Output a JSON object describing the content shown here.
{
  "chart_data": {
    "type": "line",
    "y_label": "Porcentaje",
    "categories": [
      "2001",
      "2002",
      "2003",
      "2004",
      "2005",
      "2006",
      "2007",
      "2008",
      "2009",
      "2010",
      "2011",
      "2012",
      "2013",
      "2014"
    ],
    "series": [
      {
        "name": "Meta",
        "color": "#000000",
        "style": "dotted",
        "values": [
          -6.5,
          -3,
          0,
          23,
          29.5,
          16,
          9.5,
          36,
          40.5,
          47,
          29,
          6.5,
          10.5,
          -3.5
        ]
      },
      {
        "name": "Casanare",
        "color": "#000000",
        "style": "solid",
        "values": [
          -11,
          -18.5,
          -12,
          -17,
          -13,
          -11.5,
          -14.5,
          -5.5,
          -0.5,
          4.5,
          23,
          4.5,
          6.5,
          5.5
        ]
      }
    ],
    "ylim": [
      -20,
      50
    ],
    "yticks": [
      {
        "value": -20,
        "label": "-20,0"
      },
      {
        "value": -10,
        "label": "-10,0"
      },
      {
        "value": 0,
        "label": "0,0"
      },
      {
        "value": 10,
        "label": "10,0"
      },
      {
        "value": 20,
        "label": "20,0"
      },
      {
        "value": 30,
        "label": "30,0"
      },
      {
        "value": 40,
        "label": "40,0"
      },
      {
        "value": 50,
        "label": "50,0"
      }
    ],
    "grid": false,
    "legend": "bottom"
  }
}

------------------------------------------------

### WRITTEN PROBLEM
Restate the data above word for word, please.

### CORRECT RESULT
Output a JSON object describing the content shown here.
{
  "chart_data": {
    "type": "line",
    "y_label": "Porcentaje",
    "categories": [
      "2001",
      "2002",
      "2003",
      "2004",
      "2005",
      "2006",
      "2007",
      "2008",
      "2009",
      "2010",
      "2011",
      "2012",
      "2013",
      "2014"
    ],
    "series": [
      {
        "name": "Meta",
        "color": "#000000",
        "style": "dotted",
        "values": [
          -6.5,
          -3,
          0,
          23,
          29.5,
          16,
          9.5,
          36,
          40.5,
          47,
          29,
          6.5,
          10.5,
          -3.5
        ]
      },
      {
        "name": "Casanare",
        "color": "#000000",
        "style": "solid",
        "values": [
          -11,
          -18.5,
          -12,
          -17,
          -13,
          -11.5,
          -14.5,
          -5.5,
          -0.5,
          4.5,
          23,
          4.5,
          6.5,
          5.5
        ]
      }
    ],
    "ylim": [
      -20,
      50
    ],
    "yticks": [
      {
        "value": -20,
        "label": "-20,0"
      },
      {
        "value": -10,
        "label": "-10,0"
      },
      {
        "value": 0,
        "label": "0,0"
      },
      {
        "value": 10,
        "label": "10,0"
      },
      {
        "value": 20,
        "label": "20,0"
      },
      {
        "value": 30,
        "label": "30,0"
      },
      {
        "value": 40,
        "label": "40,0"
      },
      {
        "value": 50,
        "label": "50,0"
      }
    ],
    "grid": false,
    "legend": "bottom"
  }
}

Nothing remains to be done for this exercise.